Dataset excerpts

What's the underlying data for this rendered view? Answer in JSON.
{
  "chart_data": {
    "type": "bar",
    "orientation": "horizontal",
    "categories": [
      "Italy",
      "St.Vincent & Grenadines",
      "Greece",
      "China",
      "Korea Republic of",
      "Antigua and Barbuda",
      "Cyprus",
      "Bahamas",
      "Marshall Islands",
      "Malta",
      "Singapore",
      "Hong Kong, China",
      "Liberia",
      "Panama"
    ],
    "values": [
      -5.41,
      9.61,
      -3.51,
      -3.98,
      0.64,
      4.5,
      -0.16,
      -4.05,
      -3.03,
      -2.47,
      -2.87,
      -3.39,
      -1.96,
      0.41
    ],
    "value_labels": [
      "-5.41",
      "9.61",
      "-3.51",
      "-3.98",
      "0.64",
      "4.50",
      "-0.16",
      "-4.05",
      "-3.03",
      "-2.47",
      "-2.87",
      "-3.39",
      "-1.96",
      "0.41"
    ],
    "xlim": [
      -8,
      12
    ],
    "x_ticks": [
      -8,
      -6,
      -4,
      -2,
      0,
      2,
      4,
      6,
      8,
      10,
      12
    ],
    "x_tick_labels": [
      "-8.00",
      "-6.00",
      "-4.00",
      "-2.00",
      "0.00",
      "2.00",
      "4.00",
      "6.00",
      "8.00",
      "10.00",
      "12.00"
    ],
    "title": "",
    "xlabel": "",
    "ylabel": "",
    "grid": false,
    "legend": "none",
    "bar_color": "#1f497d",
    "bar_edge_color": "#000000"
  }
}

Written problem
From the first line to the last, retype the data exactly.

Answer to the exercise
What's the underlying data for this rendered view? Answer in JSON.
{
  "chart_data": {
    "type": "bar",
    "orientation": "horizontal",
    "categories": [
      "Italy",
      "St.Vincent & Grenadines",
      "Greece",
      "China",
      "Korea Republic of",
      "Antigua and Barbuda",
      "Cyprus",
      "Bahamas",
      "Marshall Islands",
      "Malta",
      "Singapore",
      "Hong Kong, China",
      "Liberia",
      "Panama"
    ],
    "values": [
      -5.41,
      9.61,
      -3.51,
      -3.98,
      0.64,
      4.5,
      -0.16,
      -4.05,
      -3.03,
      -2.47,
      -2.87,
      -3.39,
      -1.96,
      0.41
    ],
    "value_labels": [
      "-5.41",
      "9.61",
      "-3.51",
      "-3.98",
      "0.64",
      "4.50",
      "-0.16",
      "-4.05",
      "-3.03",
      "-2.47",
      "-2.87",
      "-3.39",
      "-1.96",
      "0.41"
    ],
    "xlim": [
      -8,
      12
    ],
    "x_ticks": [
      -8,
      -6,
      -4,
      -2,
      0,
      2,
      4,
      6,
      8,
      10,
      12
    ],
    "x_tick_labels": [
      "-8.00",
      "-6.00",
      "-4.00",
      "-2.00",
      "0.00",
      "2.00",
      "4.00",
      "6.00",
      "8.00",
      "10.00",
      "12.00"
    ],
    "title": "",
    "xlabel": "",
    "ylabel": "",
    "grid": false,
    "legend": "none",
    "bar_color": "#1f497d",
    "bar_edge_color": "#000000"
  }
}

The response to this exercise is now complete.